- [Given problem]
Show every line below where "this" can be found.

»»

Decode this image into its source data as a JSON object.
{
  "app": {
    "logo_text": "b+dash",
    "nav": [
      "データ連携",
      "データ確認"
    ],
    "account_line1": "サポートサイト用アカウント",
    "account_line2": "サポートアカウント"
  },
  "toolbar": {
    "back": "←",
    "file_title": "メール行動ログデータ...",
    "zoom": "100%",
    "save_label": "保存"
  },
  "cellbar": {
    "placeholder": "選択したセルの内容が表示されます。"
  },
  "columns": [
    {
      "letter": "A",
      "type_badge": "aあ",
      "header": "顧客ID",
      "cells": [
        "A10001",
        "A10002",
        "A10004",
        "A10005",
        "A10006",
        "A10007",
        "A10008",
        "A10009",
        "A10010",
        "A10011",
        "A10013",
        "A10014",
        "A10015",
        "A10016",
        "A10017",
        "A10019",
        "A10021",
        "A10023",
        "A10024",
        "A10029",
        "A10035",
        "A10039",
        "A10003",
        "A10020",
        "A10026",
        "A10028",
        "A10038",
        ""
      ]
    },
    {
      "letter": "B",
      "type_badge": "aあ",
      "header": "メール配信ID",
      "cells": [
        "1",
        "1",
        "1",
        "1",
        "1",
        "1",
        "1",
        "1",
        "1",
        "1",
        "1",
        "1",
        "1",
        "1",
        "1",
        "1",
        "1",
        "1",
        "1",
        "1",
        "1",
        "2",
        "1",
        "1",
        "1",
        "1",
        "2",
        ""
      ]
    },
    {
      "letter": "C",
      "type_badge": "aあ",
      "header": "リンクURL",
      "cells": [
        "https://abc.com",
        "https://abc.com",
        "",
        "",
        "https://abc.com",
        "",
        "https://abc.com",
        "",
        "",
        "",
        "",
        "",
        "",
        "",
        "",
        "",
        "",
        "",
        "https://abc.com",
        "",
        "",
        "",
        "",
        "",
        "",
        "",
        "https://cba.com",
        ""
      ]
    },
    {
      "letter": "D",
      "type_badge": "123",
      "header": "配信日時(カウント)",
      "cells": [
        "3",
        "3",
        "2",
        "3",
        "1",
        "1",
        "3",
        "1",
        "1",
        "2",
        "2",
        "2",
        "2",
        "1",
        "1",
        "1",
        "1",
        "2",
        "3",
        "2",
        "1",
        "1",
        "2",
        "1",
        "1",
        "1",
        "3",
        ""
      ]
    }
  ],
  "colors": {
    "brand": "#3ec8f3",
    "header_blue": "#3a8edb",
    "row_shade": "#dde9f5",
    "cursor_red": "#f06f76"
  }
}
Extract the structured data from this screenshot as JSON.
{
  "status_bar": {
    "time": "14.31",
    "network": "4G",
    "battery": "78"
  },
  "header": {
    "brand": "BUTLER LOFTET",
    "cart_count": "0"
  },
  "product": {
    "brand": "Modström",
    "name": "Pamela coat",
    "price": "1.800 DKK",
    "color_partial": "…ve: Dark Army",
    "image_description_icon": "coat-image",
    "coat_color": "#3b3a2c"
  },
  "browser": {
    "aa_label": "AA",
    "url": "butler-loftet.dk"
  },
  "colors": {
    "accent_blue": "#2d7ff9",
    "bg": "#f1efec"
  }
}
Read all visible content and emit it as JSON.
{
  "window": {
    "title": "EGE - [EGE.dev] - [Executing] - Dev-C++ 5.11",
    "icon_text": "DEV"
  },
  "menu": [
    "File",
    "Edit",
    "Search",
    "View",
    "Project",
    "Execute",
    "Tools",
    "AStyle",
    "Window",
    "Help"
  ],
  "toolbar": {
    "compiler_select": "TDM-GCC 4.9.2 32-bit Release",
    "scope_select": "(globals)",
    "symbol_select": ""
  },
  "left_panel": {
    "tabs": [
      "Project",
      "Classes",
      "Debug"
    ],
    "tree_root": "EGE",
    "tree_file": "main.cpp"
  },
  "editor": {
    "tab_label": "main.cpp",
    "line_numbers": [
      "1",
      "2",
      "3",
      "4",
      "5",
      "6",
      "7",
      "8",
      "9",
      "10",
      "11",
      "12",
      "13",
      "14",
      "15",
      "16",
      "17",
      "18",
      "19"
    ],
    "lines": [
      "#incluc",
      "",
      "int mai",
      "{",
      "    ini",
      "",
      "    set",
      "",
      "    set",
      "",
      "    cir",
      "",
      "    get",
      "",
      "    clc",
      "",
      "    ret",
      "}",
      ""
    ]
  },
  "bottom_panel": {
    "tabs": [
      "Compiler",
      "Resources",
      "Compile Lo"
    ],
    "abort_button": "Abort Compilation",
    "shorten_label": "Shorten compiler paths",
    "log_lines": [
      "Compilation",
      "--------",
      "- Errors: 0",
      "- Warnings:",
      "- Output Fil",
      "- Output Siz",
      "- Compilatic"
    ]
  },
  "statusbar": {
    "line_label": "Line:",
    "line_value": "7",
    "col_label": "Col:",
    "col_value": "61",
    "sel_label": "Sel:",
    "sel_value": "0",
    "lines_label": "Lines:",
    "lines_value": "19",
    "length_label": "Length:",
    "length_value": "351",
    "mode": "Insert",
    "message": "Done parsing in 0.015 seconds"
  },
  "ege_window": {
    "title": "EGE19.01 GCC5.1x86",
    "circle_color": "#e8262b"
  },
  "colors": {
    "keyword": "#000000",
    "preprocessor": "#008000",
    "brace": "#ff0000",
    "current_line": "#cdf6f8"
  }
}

««

- [Correct answer]
Decode this image into its source data as a JSON object.
Extract the structured data from this screenshot as JSON.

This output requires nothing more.